The entries below should be transcribed in their entirety, exactly as written.

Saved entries
★ ★ ★
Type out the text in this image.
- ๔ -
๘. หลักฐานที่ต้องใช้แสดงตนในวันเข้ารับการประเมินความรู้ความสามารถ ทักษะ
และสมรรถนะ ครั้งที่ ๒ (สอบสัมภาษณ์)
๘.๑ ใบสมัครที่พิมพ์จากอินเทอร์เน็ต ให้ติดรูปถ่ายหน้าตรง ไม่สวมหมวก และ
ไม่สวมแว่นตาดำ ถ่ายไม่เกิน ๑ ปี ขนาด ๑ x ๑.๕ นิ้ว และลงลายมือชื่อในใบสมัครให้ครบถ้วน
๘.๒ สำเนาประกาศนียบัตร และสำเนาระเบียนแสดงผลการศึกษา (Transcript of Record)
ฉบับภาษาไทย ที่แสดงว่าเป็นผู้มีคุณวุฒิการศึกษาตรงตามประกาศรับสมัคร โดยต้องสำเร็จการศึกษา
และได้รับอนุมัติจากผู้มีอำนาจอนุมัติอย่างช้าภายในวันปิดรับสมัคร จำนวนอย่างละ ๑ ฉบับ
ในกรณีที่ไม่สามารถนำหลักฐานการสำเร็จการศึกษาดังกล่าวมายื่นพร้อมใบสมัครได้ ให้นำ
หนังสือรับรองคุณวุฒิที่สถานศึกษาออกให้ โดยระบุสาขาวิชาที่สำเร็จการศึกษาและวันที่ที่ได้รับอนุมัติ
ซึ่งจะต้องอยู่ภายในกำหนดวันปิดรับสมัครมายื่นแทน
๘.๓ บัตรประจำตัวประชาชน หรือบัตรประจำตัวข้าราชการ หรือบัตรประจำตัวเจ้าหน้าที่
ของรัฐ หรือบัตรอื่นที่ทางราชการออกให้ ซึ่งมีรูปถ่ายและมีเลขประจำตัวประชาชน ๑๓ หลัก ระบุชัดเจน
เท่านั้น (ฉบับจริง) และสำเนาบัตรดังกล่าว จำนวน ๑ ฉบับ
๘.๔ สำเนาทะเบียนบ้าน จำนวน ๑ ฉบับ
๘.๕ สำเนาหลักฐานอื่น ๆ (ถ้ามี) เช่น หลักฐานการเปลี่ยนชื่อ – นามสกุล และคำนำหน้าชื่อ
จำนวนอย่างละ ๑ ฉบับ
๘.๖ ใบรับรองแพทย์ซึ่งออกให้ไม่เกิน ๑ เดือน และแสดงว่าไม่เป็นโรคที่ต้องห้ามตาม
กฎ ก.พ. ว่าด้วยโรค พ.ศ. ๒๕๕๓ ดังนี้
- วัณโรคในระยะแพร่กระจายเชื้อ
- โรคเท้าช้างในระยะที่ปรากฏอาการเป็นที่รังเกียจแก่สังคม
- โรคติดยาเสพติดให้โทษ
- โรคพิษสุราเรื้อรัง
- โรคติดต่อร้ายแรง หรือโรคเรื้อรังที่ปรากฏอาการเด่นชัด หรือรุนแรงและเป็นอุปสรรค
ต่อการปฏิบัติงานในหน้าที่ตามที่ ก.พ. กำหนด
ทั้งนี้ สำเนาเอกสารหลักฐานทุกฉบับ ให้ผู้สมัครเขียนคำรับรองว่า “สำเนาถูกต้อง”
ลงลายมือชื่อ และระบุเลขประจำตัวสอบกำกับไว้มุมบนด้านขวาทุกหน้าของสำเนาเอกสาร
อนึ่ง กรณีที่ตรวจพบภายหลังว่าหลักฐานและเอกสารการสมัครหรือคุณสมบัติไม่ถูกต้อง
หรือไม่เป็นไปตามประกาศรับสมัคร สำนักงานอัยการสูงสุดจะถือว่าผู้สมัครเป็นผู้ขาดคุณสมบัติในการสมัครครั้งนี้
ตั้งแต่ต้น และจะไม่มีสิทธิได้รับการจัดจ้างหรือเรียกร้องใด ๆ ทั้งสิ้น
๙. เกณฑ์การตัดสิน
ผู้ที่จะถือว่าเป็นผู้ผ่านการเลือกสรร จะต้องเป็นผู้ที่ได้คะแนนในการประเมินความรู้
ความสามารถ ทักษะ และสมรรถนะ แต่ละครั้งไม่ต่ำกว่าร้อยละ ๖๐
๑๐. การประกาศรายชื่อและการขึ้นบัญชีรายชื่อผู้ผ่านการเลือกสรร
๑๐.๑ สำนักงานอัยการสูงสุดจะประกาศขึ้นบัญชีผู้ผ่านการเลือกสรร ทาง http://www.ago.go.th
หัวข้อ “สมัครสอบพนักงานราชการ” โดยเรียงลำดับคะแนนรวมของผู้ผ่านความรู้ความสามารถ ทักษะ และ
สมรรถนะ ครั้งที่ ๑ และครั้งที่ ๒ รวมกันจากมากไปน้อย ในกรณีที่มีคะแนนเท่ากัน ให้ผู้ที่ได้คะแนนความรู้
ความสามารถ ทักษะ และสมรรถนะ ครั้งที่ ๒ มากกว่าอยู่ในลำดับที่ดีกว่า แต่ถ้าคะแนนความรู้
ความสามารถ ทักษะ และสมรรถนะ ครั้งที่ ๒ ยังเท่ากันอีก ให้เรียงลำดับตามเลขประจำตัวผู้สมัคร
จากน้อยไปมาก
★ ★ ★
# [Answer]
Type out the text in this image.
- ๔ -
๘. หลักฐานที่ต้องใช้แสดงตนในวันเข้ารับการประเมินความรู้ความสามารถ ทักษะ
และสมรรถนะ ครั้งที่ ๒ (สอบสัมภาษณ์)
๘.๑ ใบสมัครที่พิมพ์จากอินเทอร์เน็ต ให้ติดรูปถ่ายหน้าตรง ไม่สวมหมวก และ
ไม่สวมแว่นตาดำ ถ่ายไม่เกิน ๑ ปี ขนาด ๑ x ๑.๕ นิ้ว และลงลายมือชื่อในใบสมัครให้ครบถ้วน
๘.๒ สำเนาประกาศนียบัตร และสำเนาระเบียนแสดงผลการศึกษา (Transcript of Record)
ฉบับภาษาไทย ที่แสดงว่าเป็นผู้มีคุณวุฒิการศึกษาตรงตามประกาศรับสมัคร โดยต้องสำเร็จการศึกษา
และได้รับอนุมัติจากผู้มีอำนาจอนุมัติอย่างช้าภายในวันปิดรับสมัคร จำนวนอย่างละ ๑ ฉบับ
ในกรณีที่ไม่สามารถนำหลักฐานการสำเร็จการศึกษาดังกล่าวมายื่นพร้อมใบสมัครได้ ให้นำ
หนังสือรับรองคุณวุฒิที่สถานศึกษาออกให้ โดยระบุสาขาวิชาที่สำเร็จการศึกษาและวันที่ที่ได้รับอนุมัติ
ซึ่งจะต้องอยู่ภายในกำหนดวันปิดรับสมัครมายื่นแทน
๘.๓ บัตรประจำตัวประชาชน หรือบัตรประจำตัวข้าราชการ หรือบัตรประจำตัวเจ้าหน้าที่
ของรัฐ หรือบัตรอื่นที่ทางราชการออกให้ ซึ่งมีรูปถ่ายและมีเลขประจำตัวประชาชน ๑๓ หลัก ระบุชัดเจน
เท่านั้น (ฉบับจริง) และสำเนาบัตรดังกล่าว จำนวน ๑ ฉบับ
๘.๔ สำเนาทะเบียนบ้าน จำนวน ๑ ฉบับ
๘.๕ สำเนาหลักฐานอื่น ๆ (ถ้ามี) เช่น หลักฐานการเปลี่ยนชื่อ – นามสกุล และคำนำหน้าชื่อ
จำนวนอย่างละ ๑ ฉบับ
๘.๖ ใบรับรองแพทย์ซึ่งออกให้ไม่เกิน ๑ เดือน และแสดงว่าไม่เป็นโรคที่ต้องห้ามตาม
กฎ ก.พ. ว่าด้วยโรค พ.ศ. ๒๕๕๓ ดังนี้
- วัณโรคในระยะแพร่กระจายเชื้อ
- โรคเท้าช้างในระยะที่ปรากฏอาการเป็นที่รังเกียจแก่สังคม
- โรคติดยาเสพติดให้โทษ
- โรคพิษสุราเรื้อรัง
- โรคติดต่อร้ายแรง หรือโรคเรื้อรังที่ปรากฏอาการเด่นชัด หรือรุนแรงและเป็นอุปสรรค
ต่อการปฏิบัติงานในหน้าที่ตามที่ ก.พ. กำหนด
ทั้งนี้ สำเนาเอกสารหลักฐานทุกฉบับ ให้ผู้สมัครเขียนคำรับรองว่า “สำเนาถูกต้อง”
ลงลายมือชื่อ และระบุเลขประจำตัวสอบกำกับไว้มุมบนด้านขวาทุกหน้าของสำเนาเอกสาร
อนึ่ง กรณีที่ตรวจพบภายหลังว่าหลักฐานและเอกสารการสมัครหรือคุณสมบัติไม่ถูกต้อง
หรือไม่เป็นไปตามประกาศรับสมัคร สำนักงานอัยการสูงสุดจะถือว่าผู้สมัครเป็นผู้ขาดคุณสมบัติในการสมัครครั้งนี้
ตั้งแต่ต้น และจะไม่มีสิทธิได้รับการจัดจ้างหรือเรียกร้องใด ๆ ทั้งสิ้น
๙. เกณฑ์การตัดสิน
ผู้ที่จะถือว่าเป็นผู้ผ่านการเลือกสรร จะต้องเป็นผู้ที่ได้คะแนนในการประเมินความรู้
ความสามารถ ทักษะ และสมรรถนะ แต่ละครั้งไม่ต่ำกว่าร้อยละ ๖๐
๑๐. การประกาศรายชื่อและการขึ้นบัญชีรายชื่อผู้ผ่านการเลือกสรร
๑๐.๑ สำนักงานอัยการสูงสุดจะประกาศขึ้นบัญชีผู้ผ่านการเลือกสรร ทาง http://www.ago.go.th
หัวข้อ “สมัครสอบพนักงานราชการ” โดยเรียงลำดับคะแนนรวมของผู้ผ่านความรู้ความสามารถ ทักษะ และ
สมรรถนะ ครั้งที่ ๑ และครั้งที่ ๒ รวมกันจากมากไปน้อย ในกรณีที่มีคะแนนเท่ากัน ให้ผู้ที่ได้คะแนนความรู้
ความสามารถ ทักษะ และสมรรถนะ ครั้งที่ ๒ มากกว่าอยู่ในลำดับที่ดีกว่า แต่ถ้าคะแนนความรู้
ความสามารถ ทักษะ และสมรรถนะ ครั้งที่ ๒ ยังเท่ากันอีก ให้เรียงลำดับตามเลขประจำตัวผู้สมัคร
จากน้อยไปมาก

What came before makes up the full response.